Short exercise: Starting at the beginning of the records and ending at the line that contains "What elements are", including that line, return every line unchanged. Leave the pictures out.

Supplied data:
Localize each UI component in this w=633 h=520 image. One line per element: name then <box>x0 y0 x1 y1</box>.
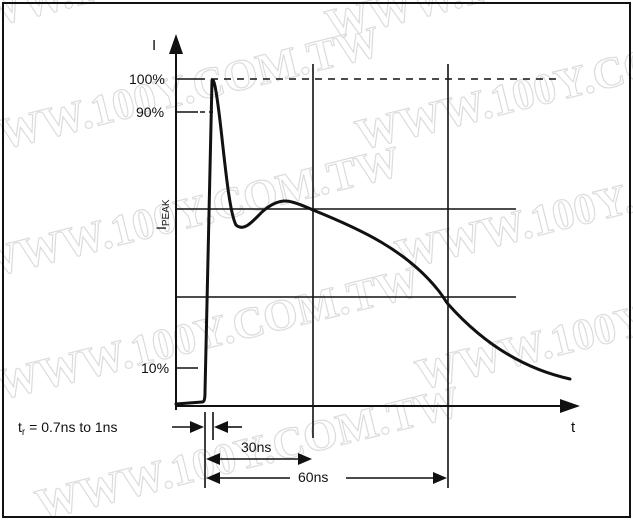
y-tick-label-10: 10% <box>141 360 169 376</box>
ipeak-label-main: I <box>153 226 169 230</box>
duration-30ns-head-left <box>206 453 220 465</box>
watermark-text: WWW.100Y.COM.TW <box>391 127 633 280</box>
rise-time-rest: = 0.7ns to 1ns <box>25 419 117 435</box>
duration-60ns-label: 60ns <box>298 469 328 485</box>
y-axis-arrowhead <box>169 34 183 54</box>
rise-time-label: tr = 0.7ns to 1ns <box>18 419 117 438</box>
ipeak-label: IPEAK <box>153 199 172 230</box>
y-tick-label-100: 100% <box>129 71 165 87</box>
rise-arrow-left-head <box>190 421 204 433</box>
watermark-text: WWW.100Y.COM.TW <box>0 137 405 290</box>
rise-time-sub: r <box>22 427 26 438</box>
watermark-text: WWW.100Y.COM.TW <box>0 257 425 410</box>
duration-60ns-head-right <box>433 472 447 484</box>
watermark-text: WWW.100Y.COM.TW <box>411 247 633 400</box>
x-axis-arrowhead <box>560 399 580 413</box>
rise-time-t: t <box>18 419 22 435</box>
duration-30ns-head-right <box>298 453 312 465</box>
x-axis-label: t <box>571 419 576 436</box>
ipeak-label-sub: PEAK <box>161 199 172 226</box>
y-tick-label-90: 90% <box>136 104 164 120</box>
current-waveform <box>174 78 572 406</box>
y-axis-label: I <box>152 37 156 54</box>
duration-30ns-label: 30ns <box>241 439 271 455</box>
duration-60ns-head-left <box>206 472 220 484</box>
svg-text:IPEAK: IPEAK <box>153 199 172 230</box>
watermark-text: WWW.100Y.COM.TW <box>0 17 385 170</box>
rise-arrow-right-head <box>214 421 228 433</box>
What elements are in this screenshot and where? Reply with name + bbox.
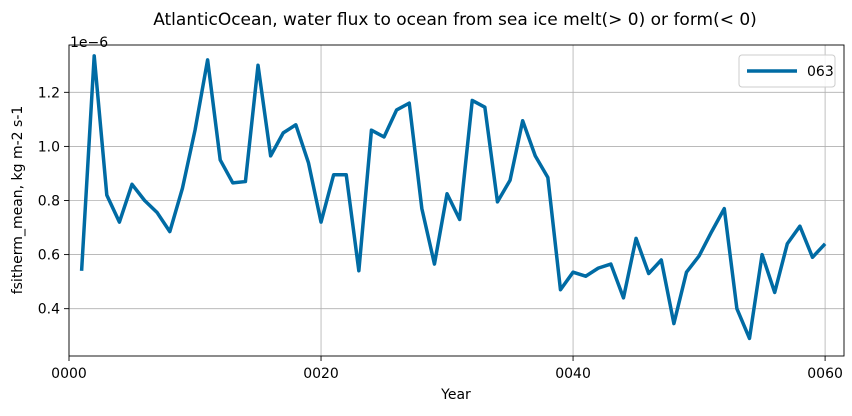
grid-lines (68, 45, 844, 356)
x-tick-label: 0020 (303, 366, 339, 382)
axis-ticks: 0000 0020 0040 0060 0.4 0.6 0.8 1.0 1.2 (38, 85, 843, 382)
y-tick-label: 0.6 (38, 248, 60, 264)
y-tick-label: 0.4 (38, 302, 60, 318)
y-tick-label: 1.2 (38, 85, 60, 101)
y-axis-label: fsitherm_mean, kg m-2 s-1 (10, 106, 26, 295)
legend: 063 (738, 54, 836, 88)
series-line-063 (79, 54, 827, 341)
y-axis-multiplier: 1e−6 (70, 35, 108, 51)
x-tick-label: 0060 (807, 366, 843, 382)
legend-label-063: 063 (807, 64, 834, 80)
series-layer (79, 54, 827, 341)
y-tick-label: 1.0 (38, 139, 60, 155)
x-tick-label: 0040 (555, 366, 591, 382)
chart-title: AtlanticOcean, water flux to ocean from … (153, 10, 757, 30)
x-tick-label: 0000 (51, 366, 87, 382)
y-tick-label: 0.8 (38, 194, 60, 210)
x-axis-label: Year (440, 387, 471, 403)
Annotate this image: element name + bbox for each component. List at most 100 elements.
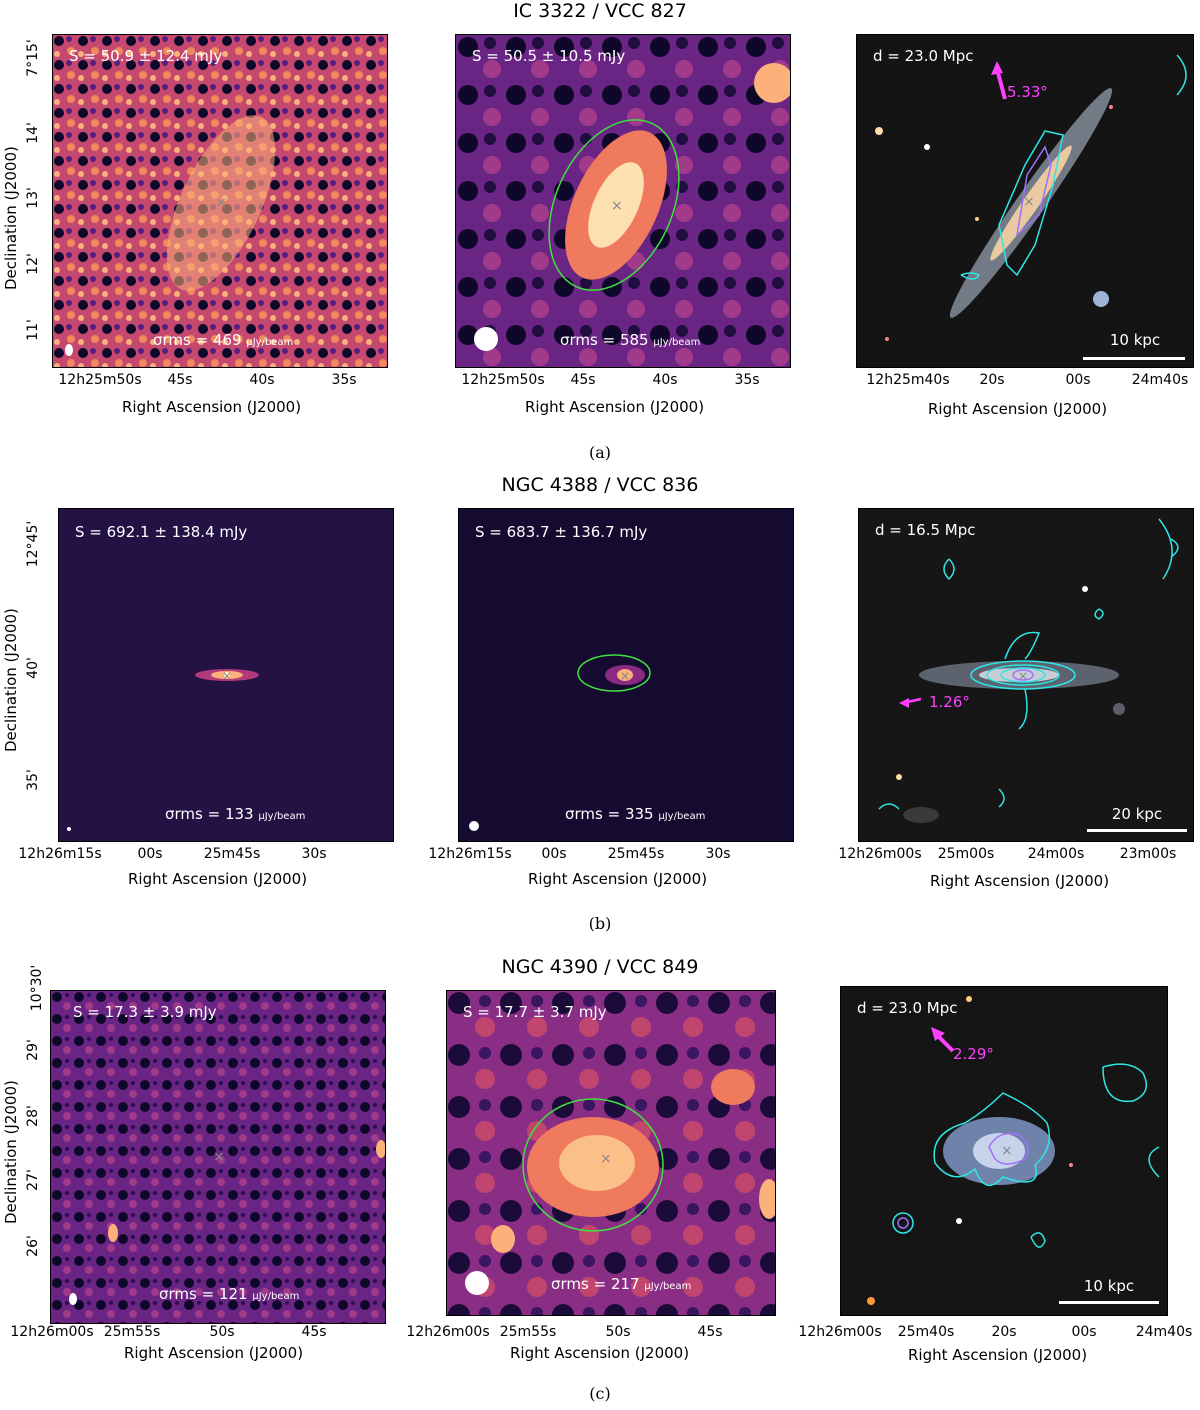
row-c-xtick: 50s: [605, 1324, 631, 1340]
rms-value: σrms = 335: [565, 805, 654, 823]
row-b-ytick: 35': [24, 769, 41, 791]
row-a-title: IC 3322 / VCC 827: [513, 0, 687, 22]
flux-label: S = 50.5 ± 10.5 mJy: [472, 47, 626, 65]
center-marker: ×: [215, 195, 227, 211]
row-c-ytick: 27': [24, 1169, 41, 1191]
inclination-angle: 2.29°: [953, 1045, 994, 1063]
optical-image-c: ×: [841, 987, 1167, 1315]
row-a-ytick: 13': [24, 187, 41, 209]
row-a-xlabel: Right Ascension (J2000): [928, 400, 1108, 418]
rms-unit: μJy/beam: [258, 811, 306, 822]
row-c: NGC 4390 / VCC 849 Declination (J2000) 1…: [0, 940, 1200, 1410]
radio-image-a2: ×: [456, 35, 790, 367]
row-b-xtick: 23m00s: [1119, 846, 1177, 862]
row-c-xtick: 25m55s: [103, 1324, 161, 1340]
beam-ellipse: [65, 344, 73, 356]
rms-unit: μJy/beam: [644, 1281, 692, 1292]
beam-ellipse: [474, 327, 498, 351]
inclination-angle: 5.33°: [1007, 83, 1048, 101]
row-c-xtick: 25m40s: [897, 1324, 955, 1340]
rms-unit: μJy/beam: [653, 337, 701, 348]
row-c-xtick: 12h26m00s: [798, 1324, 882, 1340]
row-c-ytick: 28': [24, 1105, 41, 1127]
radio-image-b2: ×: [459, 509, 793, 841]
rms-label: σrms = 217 μJy/beam: [551, 1275, 691, 1293]
row-c-ytick: 10°30': [29, 964, 46, 1012]
row-b-xtick: 25m45s: [203, 846, 261, 862]
row-a-xtick: 24m40s: [1131, 372, 1189, 388]
scale-label: 10 kpc: [1083, 1277, 1135, 1295]
contour-cyan: [998, 130, 1064, 277]
contour-violet: [1015, 145, 1052, 238]
scale-bar: [1059, 1301, 1159, 1304]
radio-image-a1: ×: [53, 35, 387, 367]
contour-cyan: [933, 1092, 1050, 1186]
center-marker: ×: [600, 1151, 612, 1167]
row-c-ytick: 26': [24, 1235, 41, 1257]
row-c-xtick: 24m40s: [1135, 1324, 1193, 1340]
row-b-xtick: 25m00s: [937, 846, 995, 862]
contour-violet: [988, 1132, 1029, 1165]
row-b-xtick: 25m45s: [607, 846, 665, 862]
row-c-radio-panel-highres: × S = 17.3 ± 3.9 mJy σrms = 121 μJy/beam: [50, 990, 386, 1324]
caption-a: (a): [588, 443, 612, 462]
row-a-xtick: 12h25m50s: [58, 372, 142, 388]
row-b-xtick: 12h26m15s: [428, 846, 512, 862]
row-a-xtick: 40s: [249, 372, 275, 388]
aperture-ellipse: [522, 1098, 664, 1232]
rms-value: σrms = 217: [551, 1275, 640, 1293]
row-c-title: NGC 4390 / VCC 849: [501, 956, 699, 978]
caption-b: (b): [588, 914, 612, 933]
row-b-xlabel: Right Ascension (J2000): [528, 870, 708, 888]
row-b-ylabel: Declination (J2000): [2, 608, 20, 752]
distance-label: d = 23.0 Mpc: [857, 999, 958, 1017]
row-a-ytick: 7°15': [24, 39, 41, 77]
row-a-ytick: 14': [24, 122, 41, 144]
row-b-xtick: 30s: [301, 846, 327, 862]
rms-label: σrms = 585 μJy/beam: [560, 331, 700, 349]
scale-bar: [1083, 357, 1185, 360]
row-c-xlabel: Right Ascension (J2000): [124, 1344, 304, 1362]
rms-unit: μJy/beam: [658, 811, 706, 822]
rms-label: σrms = 469 μJy/beam: [153, 331, 293, 349]
row-a-ylabel: Declination (J2000): [2, 146, 20, 290]
radio-image-c1: ×: [51, 991, 385, 1323]
beam-ellipse: [465, 1271, 489, 1295]
row-b-ytick: 12°45': [25, 520, 42, 568]
row-b-xtick: 00s: [541, 846, 567, 862]
row-c-xtick: 00s: [1071, 1324, 1097, 1340]
center-marker: ×: [1001, 1143, 1013, 1159]
row-b-xlabel: Right Ascension (J2000): [128, 870, 308, 888]
beam-ellipse: [469, 821, 479, 831]
row-a-radio-panel-lowres: × S = 50.5 ± 10.5 mJy σrms = 585 μJy/bea…: [455, 34, 791, 368]
row-b-radio-panel-highres: × S = 692.1 ± 138.4 mJy σrms = 133 μJy/b…: [58, 508, 394, 842]
row-a-xtick: 20s: [979, 372, 1005, 388]
row-c-xlabel: Right Ascension (J2000): [510, 1344, 690, 1362]
row-c-optical-panel: × d = 23.0 Mpc 2.29° 10 kpc: [840, 986, 1168, 1316]
aperture-ellipse: [577, 654, 651, 692]
aperture-ellipse: [548, 119, 680, 291]
row-c-radio-panel-lowres: × S = 17.7 ± 3.7 mJy σrms = 217 μJy/beam: [446, 990, 776, 1316]
optical-image-b: ×: [859, 509, 1193, 841]
caption-c: (c): [589, 1384, 611, 1403]
scale-label: 20 kpc: [1111, 805, 1163, 823]
row-b-xtick: 30s: [705, 846, 731, 862]
contour-cyan: [970, 660, 1076, 690]
center-marker: ×: [620, 669, 630, 683]
beam-ellipse: [67, 827, 71, 831]
scale-label: 10 kpc: [1109, 331, 1161, 349]
row-c-ylabel: Declination (J2000): [2, 1080, 20, 1224]
row-a: IC 3322 / VCC 827 Declination (J2000) 7°…: [0, 0, 1200, 470]
row-b-optical-panel: × d = 16.5 Mpc 1.26° 20 kpc: [858, 508, 1194, 842]
rms-label: σrms = 335 μJy/beam: [565, 805, 705, 823]
row-b-title: NGC 4388 / VCC 836: [501, 474, 699, 496]
rms-unit: μJy/beam: [246, 337, 294, 348]
radio-image-b1: ×: [59, 509, 393, 841]
flux-label: S = 17.7 ± 3.7 mJy: [463, 1003, 607, 1021]
row-a-xtick: 12h25m40s: [866, 372, 950, 388]
center-marker: ×: [611, 198, 623, 214]
row-c-xtick: 45s: [301, 1324, 327, 1340]
row-b-xtick: 00s: [137, 846, 163, 862]
rms-value: σrms = 469: [153, 331, 242, 349]
row-b-xlabel: Right Ascension (J2000): [930, 872, 1110, 890]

Exercise answer:
Localize each UI component in this w=633 h=520 image. One line per element: name then <box>x0 y0 x1 y1</box>.
y-tick-label-10: 10% <box>141 360 169 376</box>
ipeak-label-main: I <box>153 226 169 230</box>
duration-30ns-head-left <box>206 453 220 465</box>
watermark-text: WWW.100Y.COM.TW <box>391 127 633 280</box>
rise-time-rest: = 0.7ns to 1ns <box>25 419 117 435</box>
duration-60ns-label: 60ns <box>298 469 328 485</box>
y-axis-arrowhead <box>169 34 183 54</box>
rise-time-label: tr = 0.7ns to 1ns <box>18 419 117 438</box>
ipeak-label: IPEAK <box>153 199 172 230</box>
y-tick-label-100: 100% <box>129 71 165 87</box>
rise-arrow-left-head <box>190 421 204 433</box>
watermark-text: WWW.100Y.COM.TW <box>0 137 405 290</box>
rise-time-sub: r <box>22 427 26 438</box>
watermark-text: WWW.100Y.COM.TW <box>0 257 425 410</box>
duration-60ns-head-right <box>433 472 447 484</box>
watermark-text: WWW.100Y.COM.TW <box>411 247 633 400</box>
x-axis-arrowhead <box>560 399 580 413</box>
rise-time-t: t <box>18 419 22 435</box>
duration-30ns-head-right <box>298 453 312 465</box>
x-axis-label: t <box>571 419 576 436</box>
ipeak-label-sub: PEAK <box>161 199 172 226</box>
y-tick-label-90: 90% <box>136 104 164 120</box>
current-waveform <box>174 78 572 406</box>
y-axis-label: I <box>152 37 156 54</box>
duration-30ns-label: 30ns <box>241 439 271 455</box>
duration-60ns-head-left <box>206 472 220 484</box>
svg-text:IPEAK: IPEAK <box>153 199 172 230</box>
watermark-text: WWW.100Y.COM.TW <box>0 17 385 170</box>
rise-arrow-right-head <box>214 421 228 433</box>
What elements are in this screenshot and where? Reply with name + bbox.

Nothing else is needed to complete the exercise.